GIVEN REQUEST.
Gather each line of the records where "page" appears.

INFORMATION PROVIDED.

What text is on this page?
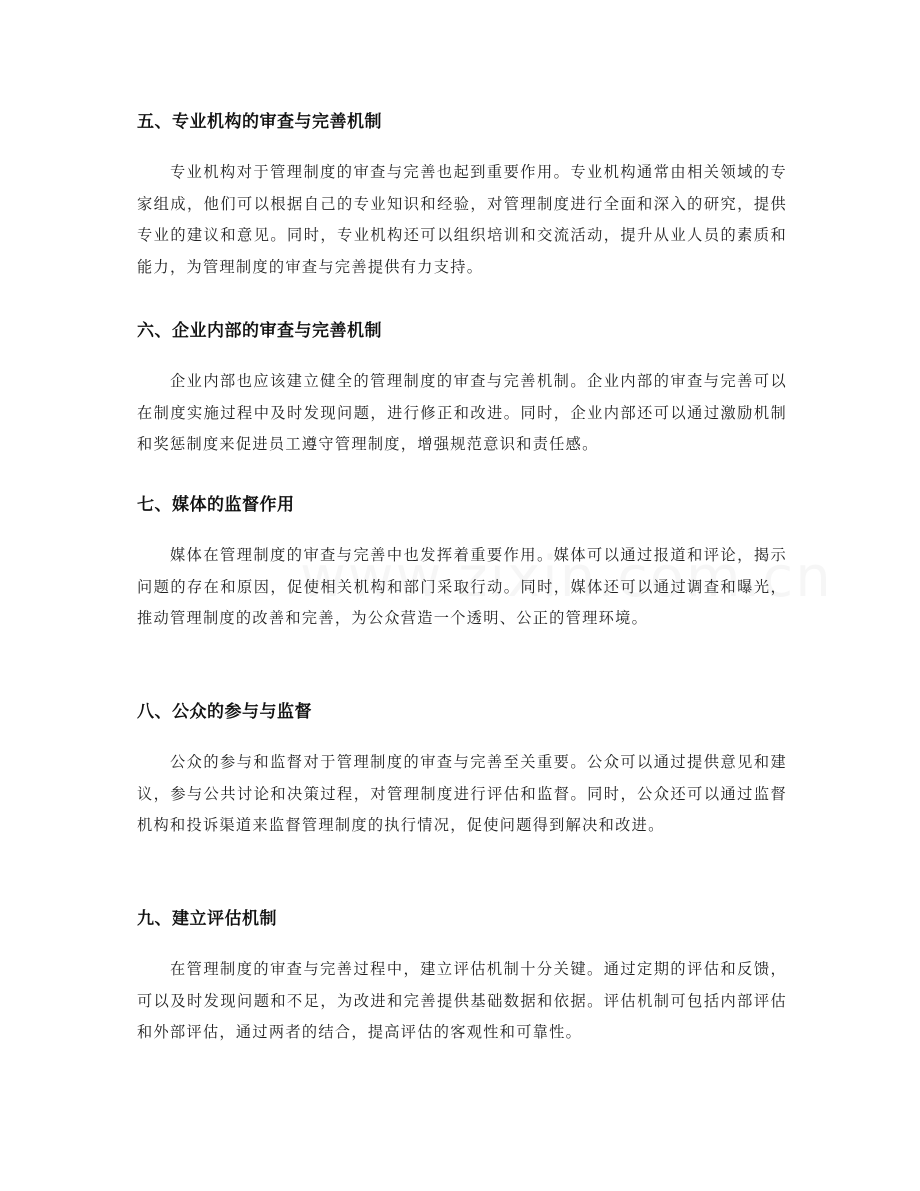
五、专业机构的审查与完善机制

专业机构对于管理制度的审查与完善也起到重要作用。专业机构通常由相关领域的专家组成，他们可以根据自己的专业知识和经验，对管理制度进行全面和深入的研究，提供专业的建议和意见。同时，专业机构还可以组织培训和交流活动，提升从业人员的素质和能力，为管理制度的审查与完善提供有力支持。

六、企业内部的审查与完善机制

企业内部也应该建立健全的管理制度的审查与完善机制。企业内部的审查与完善可以在制度实施过程中及时发现问题，进行修正和改进。同时，企业内部还可以通过激励机制和奖惩制度来促进员工遵守管理制度，增强规范意识和责任感。

七、媒体的监督作用

媒体在管理制度的审查与完善中也发挥着重要作用。媒体可以通过报道和评论，揭示问题的存在和原因，促使相关机构和部门采取行动。同时，媒体还可以通过调查和曝光，推动管理制度的改善和完善，为公众营造一个透明、公正的管理环境。

八、公众的参与与监督

公众的参与和监督对于管理制度的审查与完善至关重要。公众可以通过提供意见和建议，参与公共讨论和决策过程，对管理制度进行评估和监督。同时，公众还可以通过监督机构和投诉渠道来监督管理制度的执行情况，促使问题得到解决和改进。

九、建立评估机制

在管理制度的审查与完善过程中，建立评估机制十分关键。通过定期的评估和反馈，可以及时发现问题和不足，为改进和完善提供基础数据和依据。评估机制可包括内部评估和外部评估，通过两者的结合，提高评估的客观性和可靠性。
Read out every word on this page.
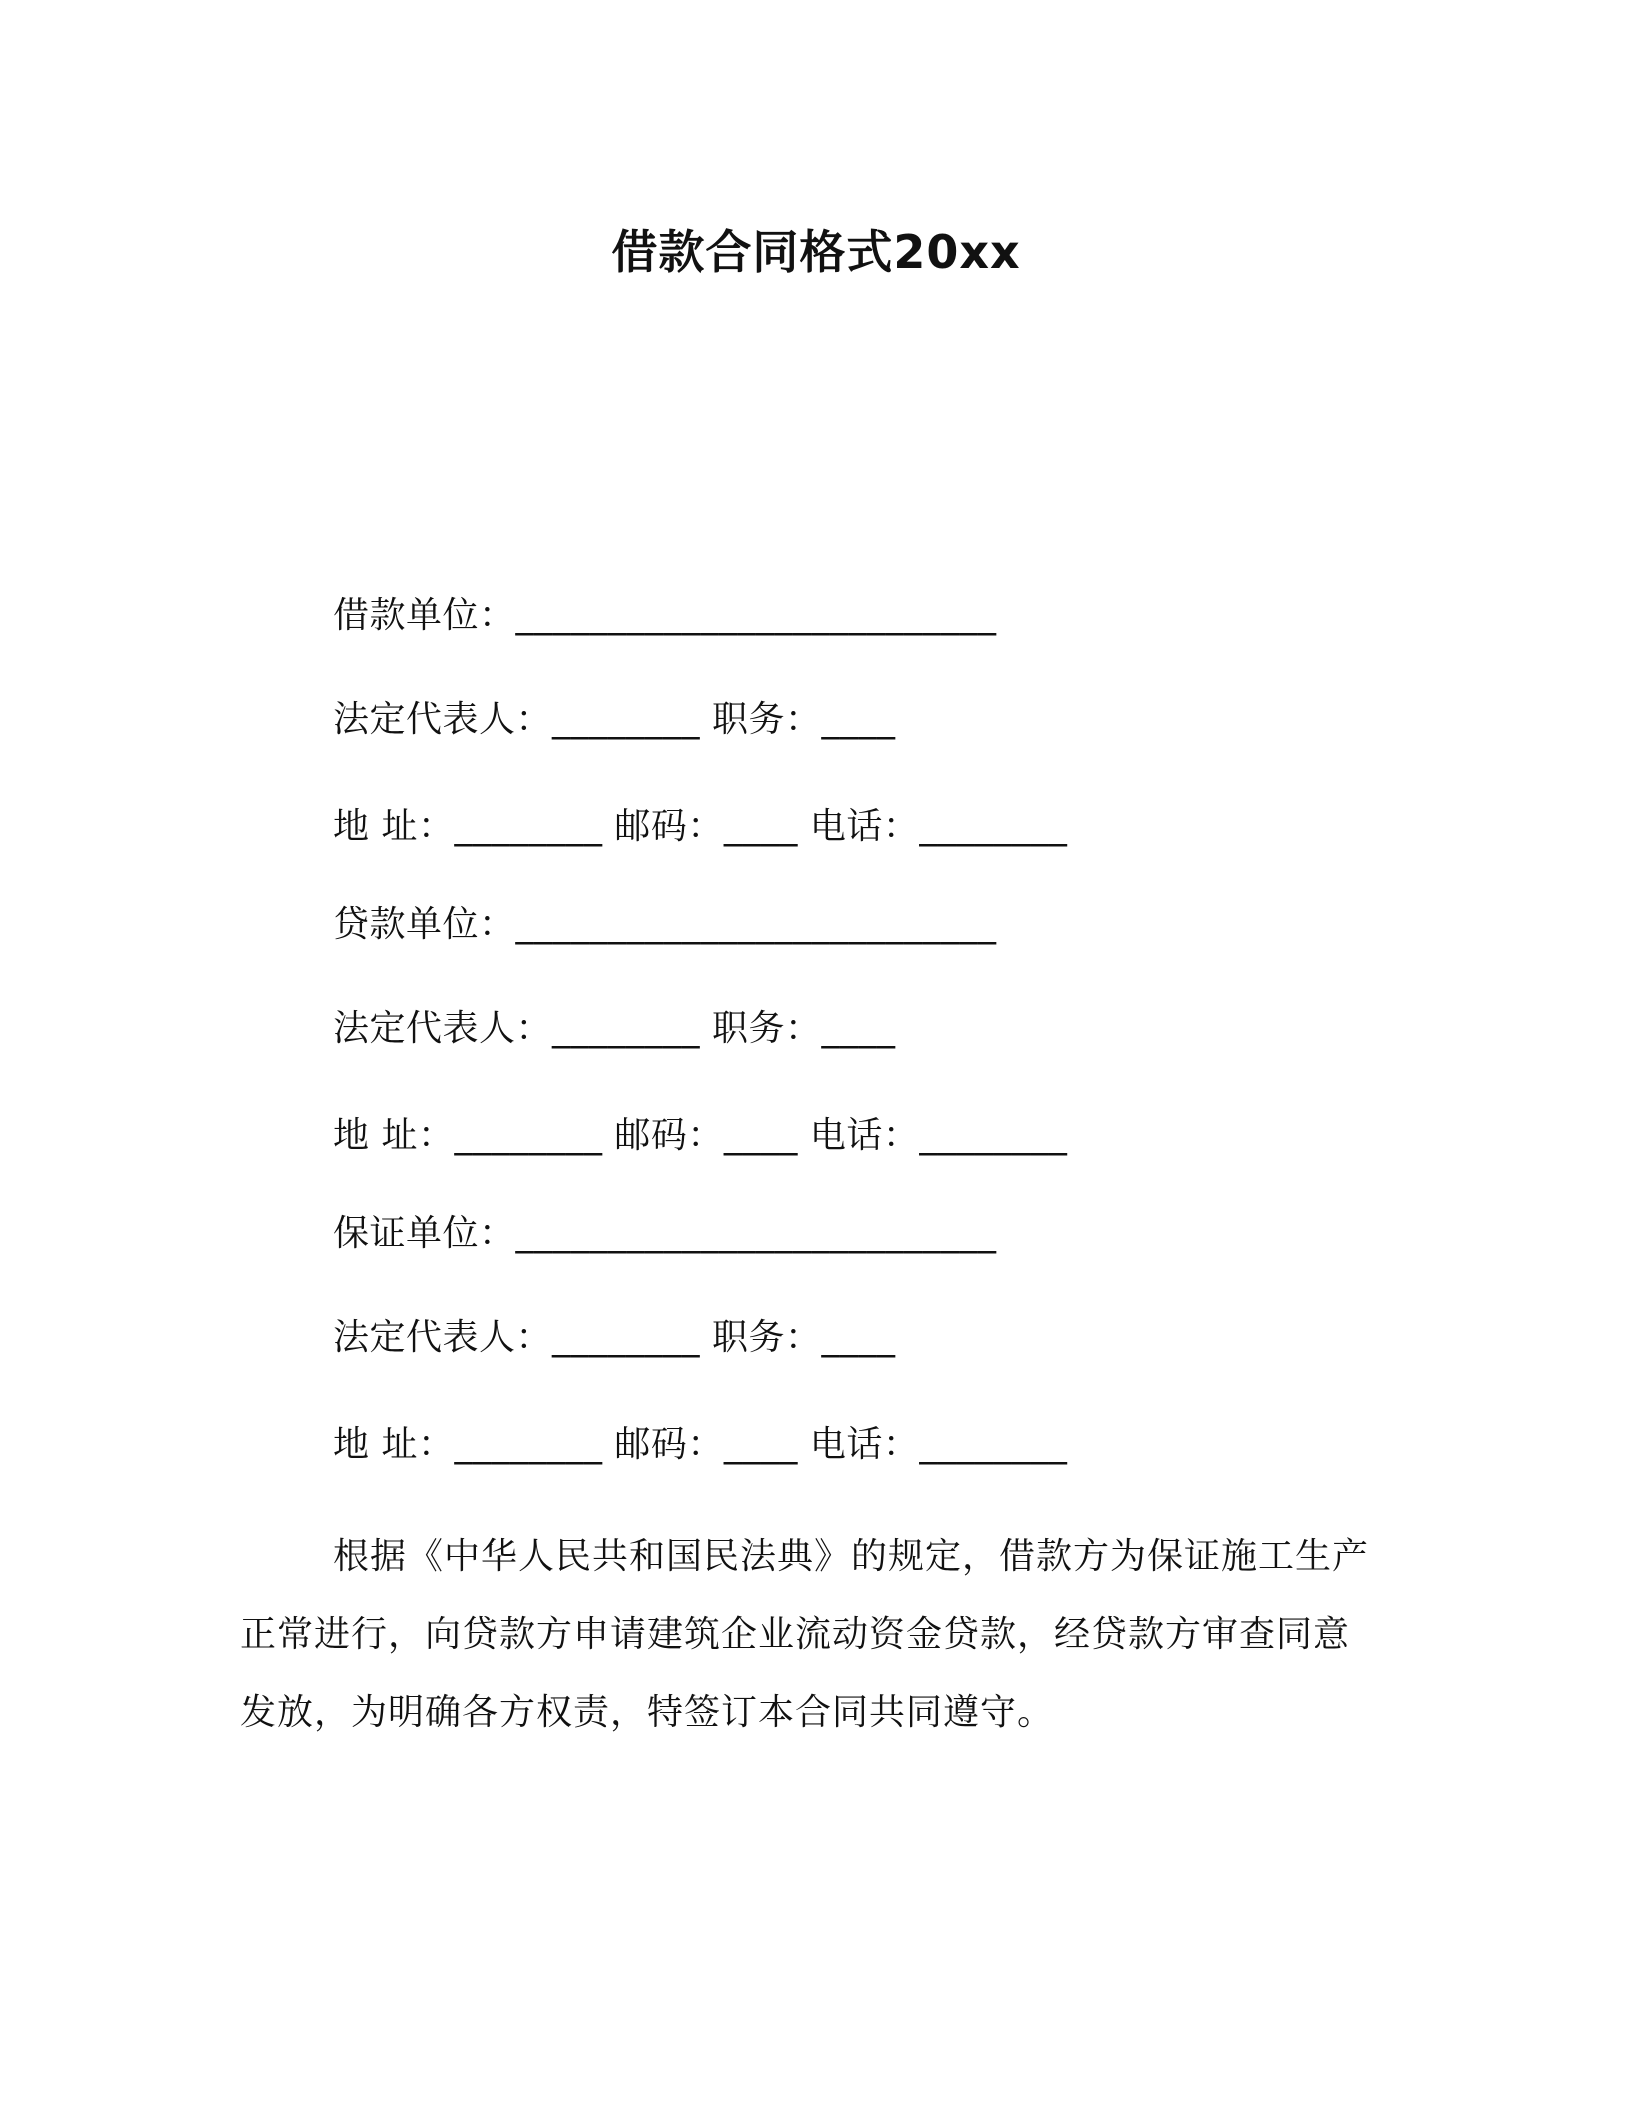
借款合同格式20xx
借款单位：__________________________
法定代表人：________ 职务：____
地 址：________ 邮码：____ 电话：________
贷款单位：__________________________
法定代表人：________ 职务：____
地 址：________ 邮码：____ 电话：________
保证单位：__________________________
法定代表人：________ 职务：____
地 址：________ 邮码：____ 电话：________
根据《中华人民共和国民法典》的规定，借款方为保证施工生产正常进行，向贷款方申请建筑企业流动资金贷款，经贷款方审查同意发放，为明确各方权责，特签订本合同共同遵守。
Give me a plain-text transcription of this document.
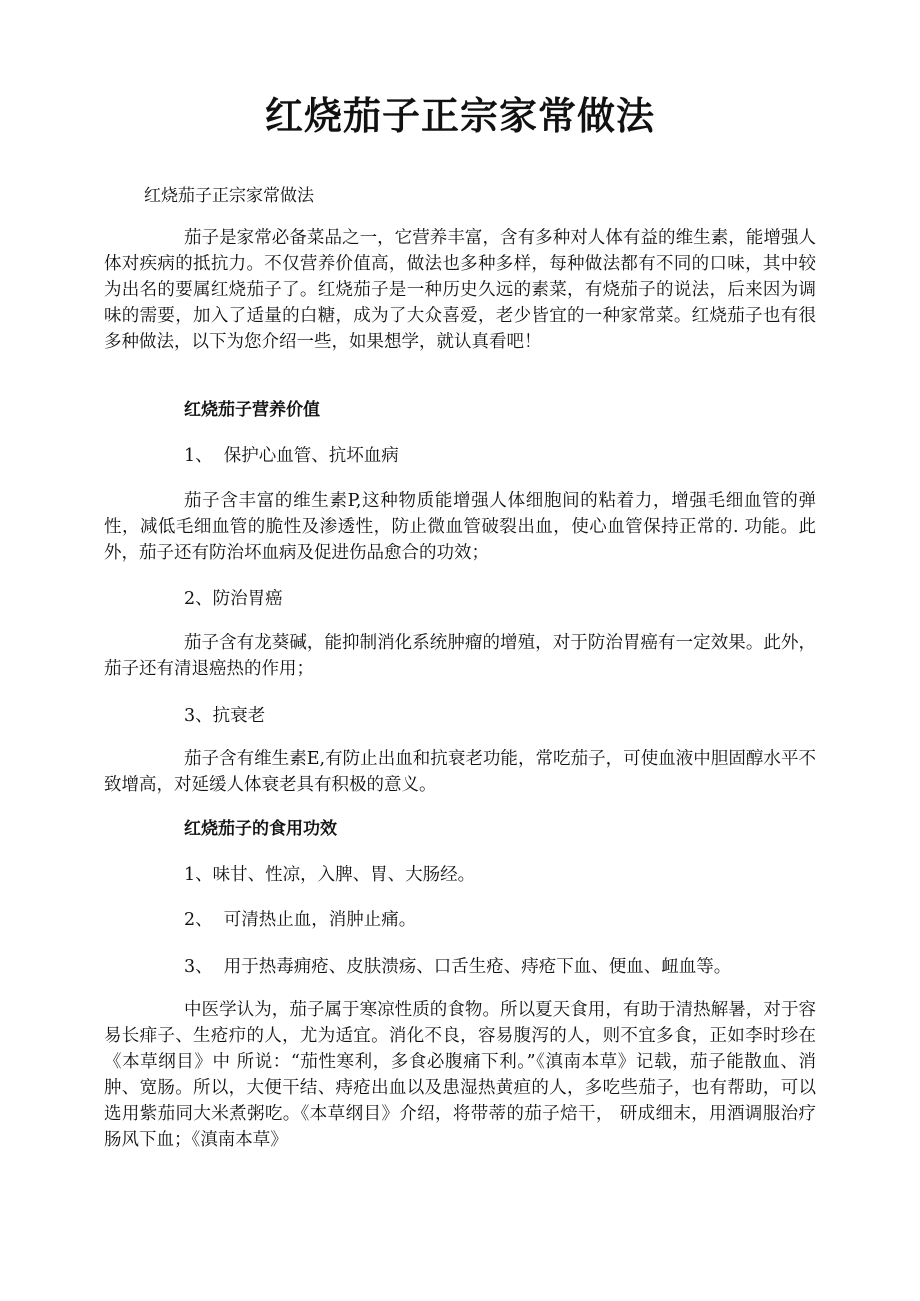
红烧茄子正宗家常做法
红烧茄子正宗家常做法

茄子是家常必备菜品之一，它营养丰富，含有多种对人体有益的维生素，能增强人体对疾病的抵抗力。不仅营养价值高，做法也多种多样，每种做法都有不同的口味，其中较为出名的要属红烧茄子了。红烧茄子是一种历史久远的素菜，有烧茄子的说法，后来因为调味的需要，加入了适量的白糖，成为了大众喜爱，老少皆宜的一种家常菜。红烧茄子也有很多种做法，以下为您介绍一些，如果想学，就认真看吧！

红烧茄子营养价值
1、  保护心血管、抗坏血病

茄子含丰富的维生素P,这种物质能增强人体细胞间的粘着力，增强毛细血管的弹性，减低毛细血管的脆性及渗透性，防止微血管破裂出血，使心血管保持正常的. 功能。此外，茄子还有防治坏血病及促进伤品愈合的功效；

2、防治胃癌

茄子含有龙葵碱，能抑制消化系统肿瘤的增殖，对于防治胃癌有一定效果。此外，茄子还有清退癌热的作用；

3、抗衰老

茄子含有维生素E,有防止出血和抗衰老功能，常吃茄子，可使血液中胆固醇水平不致增高，对延缓人体衰老具有积极的意义。

红烧茄子的食用功效
1、味甘、性凉，入脾、胃、大肠经。
2、  可清热止血，消肿止痛。
3、  用于热毒痈疮、皮肤溃疡、口舌生疮、痔疮下血、便血、衄血等。

中医学认为，茄子属于寒凉性质的食物。所以夏天食用，有助于清热解暑，对于容易长痱子、生疮疖的人，尤为适宜。消化不良，容易腹泻的人，则不宜多食，正如李时珍在《本草纲目》中 所说：“茄性寒利，多食必腹痛下利。”《滇南本草》记载，茄子能散血、消肿、宽肠。所以，大便干结、痔疮出血以及患湿热黄疸的人，多吃些茄子，也有帮助，可以选用紫茄同大米煮粥吃。《本草纲目》介绍，将带蒂的茄子焙干， 研成细末，用酒调服治疗肠风下血；《滇南本草》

RIGHT ANSWER.
What text is on this page?
Read out every word on this page.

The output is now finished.